WHAT IS ASKED: Copy out all of the data exactly as it appears.

INPUT:
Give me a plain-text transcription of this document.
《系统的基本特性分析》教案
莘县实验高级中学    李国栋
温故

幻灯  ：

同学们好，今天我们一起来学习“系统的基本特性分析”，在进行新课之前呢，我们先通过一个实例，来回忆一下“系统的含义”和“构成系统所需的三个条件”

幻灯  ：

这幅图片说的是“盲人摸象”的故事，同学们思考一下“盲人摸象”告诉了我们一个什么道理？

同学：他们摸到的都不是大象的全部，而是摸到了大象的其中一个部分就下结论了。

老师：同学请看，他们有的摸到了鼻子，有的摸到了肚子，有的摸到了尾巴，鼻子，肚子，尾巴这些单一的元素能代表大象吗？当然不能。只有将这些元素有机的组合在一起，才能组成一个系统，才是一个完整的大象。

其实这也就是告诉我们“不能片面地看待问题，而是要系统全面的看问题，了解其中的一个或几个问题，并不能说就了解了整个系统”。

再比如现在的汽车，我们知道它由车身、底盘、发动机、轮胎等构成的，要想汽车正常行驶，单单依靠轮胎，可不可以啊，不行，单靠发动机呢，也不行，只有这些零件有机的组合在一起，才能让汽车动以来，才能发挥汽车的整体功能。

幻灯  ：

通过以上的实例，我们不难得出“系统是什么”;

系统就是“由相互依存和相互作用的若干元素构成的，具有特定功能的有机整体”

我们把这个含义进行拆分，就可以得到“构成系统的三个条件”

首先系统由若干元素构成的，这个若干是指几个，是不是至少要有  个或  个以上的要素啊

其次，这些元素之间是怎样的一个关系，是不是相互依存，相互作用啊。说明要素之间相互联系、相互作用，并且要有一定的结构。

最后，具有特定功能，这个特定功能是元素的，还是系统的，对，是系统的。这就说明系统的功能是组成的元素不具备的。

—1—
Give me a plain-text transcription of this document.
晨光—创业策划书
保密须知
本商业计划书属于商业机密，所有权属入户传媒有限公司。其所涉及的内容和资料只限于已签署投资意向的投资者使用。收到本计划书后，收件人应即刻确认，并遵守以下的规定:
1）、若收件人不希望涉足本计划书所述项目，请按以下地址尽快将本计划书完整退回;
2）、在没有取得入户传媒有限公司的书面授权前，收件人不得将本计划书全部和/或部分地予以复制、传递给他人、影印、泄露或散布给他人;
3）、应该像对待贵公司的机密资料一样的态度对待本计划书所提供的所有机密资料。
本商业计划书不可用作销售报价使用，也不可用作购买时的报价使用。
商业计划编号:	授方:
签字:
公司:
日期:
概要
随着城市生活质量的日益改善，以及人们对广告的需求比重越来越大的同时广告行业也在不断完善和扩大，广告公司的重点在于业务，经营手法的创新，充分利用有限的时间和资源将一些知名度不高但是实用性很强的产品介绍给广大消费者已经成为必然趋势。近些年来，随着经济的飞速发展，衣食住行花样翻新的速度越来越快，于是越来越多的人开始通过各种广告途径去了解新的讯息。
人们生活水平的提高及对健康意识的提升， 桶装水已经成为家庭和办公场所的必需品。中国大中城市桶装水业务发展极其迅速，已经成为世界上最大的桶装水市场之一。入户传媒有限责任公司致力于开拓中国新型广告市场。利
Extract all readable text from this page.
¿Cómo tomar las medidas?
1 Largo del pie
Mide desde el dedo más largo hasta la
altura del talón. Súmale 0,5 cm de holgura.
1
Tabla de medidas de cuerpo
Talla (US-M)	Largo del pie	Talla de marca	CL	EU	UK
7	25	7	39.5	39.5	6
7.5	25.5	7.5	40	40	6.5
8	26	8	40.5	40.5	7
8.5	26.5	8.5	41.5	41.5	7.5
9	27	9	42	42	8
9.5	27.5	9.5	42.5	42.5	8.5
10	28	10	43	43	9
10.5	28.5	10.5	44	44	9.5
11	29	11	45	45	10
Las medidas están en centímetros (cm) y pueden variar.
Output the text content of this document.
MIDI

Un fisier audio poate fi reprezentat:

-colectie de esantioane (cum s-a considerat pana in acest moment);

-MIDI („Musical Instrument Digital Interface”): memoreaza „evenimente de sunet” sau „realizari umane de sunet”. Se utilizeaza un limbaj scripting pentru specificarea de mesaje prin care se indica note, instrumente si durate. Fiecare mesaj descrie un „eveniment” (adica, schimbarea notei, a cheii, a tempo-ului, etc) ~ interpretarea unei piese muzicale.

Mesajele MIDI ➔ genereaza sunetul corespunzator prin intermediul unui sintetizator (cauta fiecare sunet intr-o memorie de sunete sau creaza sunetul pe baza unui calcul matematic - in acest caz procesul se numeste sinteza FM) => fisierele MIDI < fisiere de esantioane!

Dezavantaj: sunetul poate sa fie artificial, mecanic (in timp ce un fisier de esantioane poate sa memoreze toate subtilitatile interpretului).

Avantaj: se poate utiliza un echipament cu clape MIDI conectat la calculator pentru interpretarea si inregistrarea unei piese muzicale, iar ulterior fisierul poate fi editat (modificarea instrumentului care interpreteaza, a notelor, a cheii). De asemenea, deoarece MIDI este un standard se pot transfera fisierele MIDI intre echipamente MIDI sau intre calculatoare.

WRITTEN ANSWER:
Give me a plain-text transcription of this document.
《系统的基本特性分析》教案
莘县实验高级中学    李国栋
温故

幻灯  ：

同学们好，今天我们一起来学习“系统的基本特性分析”，在进行新课之前呢，我们先通过一个实例，来回忆一下“系统的含义”和“构成系统所需的三个条件”

幻灯  ：

这幅图片说的是“盲人摸象”的故事，同学们思考一下“盲人摸象”告诉了我们一个什么道理？

同学：他们摸到的都不是大象的全部，而是摸到了大象的其中一个部分就下结论了。

老师：同学请看，他们有的摸到了鼻子，有的摸到了肚子，有的摸到了尾巴，鼻子，肚子，尾巴这些单一的元素能代表大象吗？当然不能。只有将这些元素有机的组合在一起，才能组成一个系统，才是一个完整的大象。

其实这也就是告诉我们“不能片面地看待问题，而是要系统全面的看问题，了解其中的一个或几个问题，并不能说就了解了整个系统”。

再比如现在的汽车，我们知道它由车身、底盘、发动机、轮胎等构成的，要想汽车正常行驶，单单依靠轮胎，可不可以啊，不行，单靠发动机呢，也不行，只有这些零件有机的组合在一起，才能让汽车动以来，才能发挥汽车的整体功能。

幻灯  ：

通过以上的实例，我们不难得出“系统是什么”;

系统就是“由相互依存和相互作用的若干元素构成的，具有特定功能的有机整体”

我们把这个含义进行拆分，就可以得到“构成系统的三个条件”

首先系统由若干元素构成的，这个若干是指几个，是不是至少要有  个或  个以上的要素啊

其次，这些元素之间是怎样的一个关系，是不是相互依存，相互作用啊。说明要素之间相互联系、相互作用，并且要有一定的结构。

最后，具有特定功能，这个特定功能是元素的，还是系统的，对，是系统的。这就说明系统的功能是组成的元素不具备的。

—1—
Give me a plain-text transcription of this document.
晨光—创业策划书
保密须知
本商业计划书属于商业机密，所有权属入户传媒有限公司。其所涉及的内容和资料只限于已签署投资意向的投资者使用。收到本计划书后，收件人应即刻确认，并遵守以下的规定:
1）、若收件人不希望涉足本计划书所述项目，请按以下地址尽快将本计划书完整退回;
2）、在没有取得入户传媒有限公司的书面授权前，收件人不得将本计划书全部和/或部分地予以复制、传递给他人、影印、泄露或散布给他人;
3）、应该像对待贵公司的机密资料一样的态度对待本计划书所提供的所有机密资料。
本商业计划书不可用作销售报价使用，也不可用作购买时的报价使用。
商业计划编号:	授方:
签字:
公司:
日期:
概要
随着城市生活质量的日益改善，以及人们对广告的需求比重越来越大的同时广告行业也在不断完善和扩大，广告公司的重点在于业务，经营手法的创新，充分利用有限的时间和资源将一些知名度不高但是实用性很强的产品介绍给广大消费者已经成为必然趋势。近些年来，随着经济的飞速发展，衣食住行花样翻新的速度越来越快，于是越来越多的人开始通过各种广告途径去了解新的讯息。
人们生活水平的提高及对健康意识的提升， 桶装水已经成为家庭和办公场所的必需品。中国大中城市桶装水业务发展极其迅速，已经成为世界上最大的桶装水市场之一。入户传媒有限责任公司致力于开拓中国新型广告市场。利
Extract all readable text from this page.
¿Cómo tomar las medidas?
1 Largo del pie
Mide desde el dedo más largo hasta la
altura del talón. Súmale 0,5 cm de holgura.
1
Tabla de medidas de cuerpo
Talla (US-M)	Largo del pie	Talla de marca	CL	EU	UK
7	25	7	39.5	39.5	6
7.5	25.5	7.5	40	40	6.5
8	26	8	40.5	40.5	7
8.5	26.5	8.5	41.5	41.5	7.5
9	27	9	42	42	8
9.5	27.5	9.5	42.5	42.5	8.5
10	28	10	43	43	9
10.5	28.5	10.5	44	44	9.5
11	29	11	45	45	10
Las medidas están en centímetros (cm) y pueden variar.
Output the text content of this document.
MIDI

Un fisier audio poate fi reprezentat:

-colectie de esantioane (cum s-a considerat pana in acest moment);

-MIDI („Musical Instrument Digital Interface”): memoreaza „evenimente de sunet” sau „realizari umane de sunet”. Se utilizeaza un limbaj scripting pentru specificarea de mesaje prin care se indica note, instrumente si durate. Fiecare mesaj descrie un „eveniment” (adica, schimbarea notei, a cheii, a tempo-ului, etc) ~ interpretarea unei piese muzicale.

Mesajele MIDI ➔ genereaza sunetul corespunzator prin intermediul unui sintetizator (cauta fiecare sunet intr-o memorie de sunete sau creaza sunetul pe baza unui calcul matematic - in acest caz procesul se numeste sinteza FM) => fisierele MIDI < fisiere de esantioane!

Dezavantaj: sunetul poate sa fie artificial, mecanic (in timp ce un fisier de esantioane poate sa memoreze toate subtilitatile interpretului).

Avantaj: se poate utiliza un echipament cu clape MIDI conectat la calculator pentru interpretarea si inregistrarea unei piese muzicale, iar ulterior fisierul poate fi editat (modificarea instrumentului care interpreteaza, a notelor, a cheii). De asemenea, deoarece MIDI este un standard se pot transfera fisierele MIDI intre echipamente MIDI sau intre calculatoare.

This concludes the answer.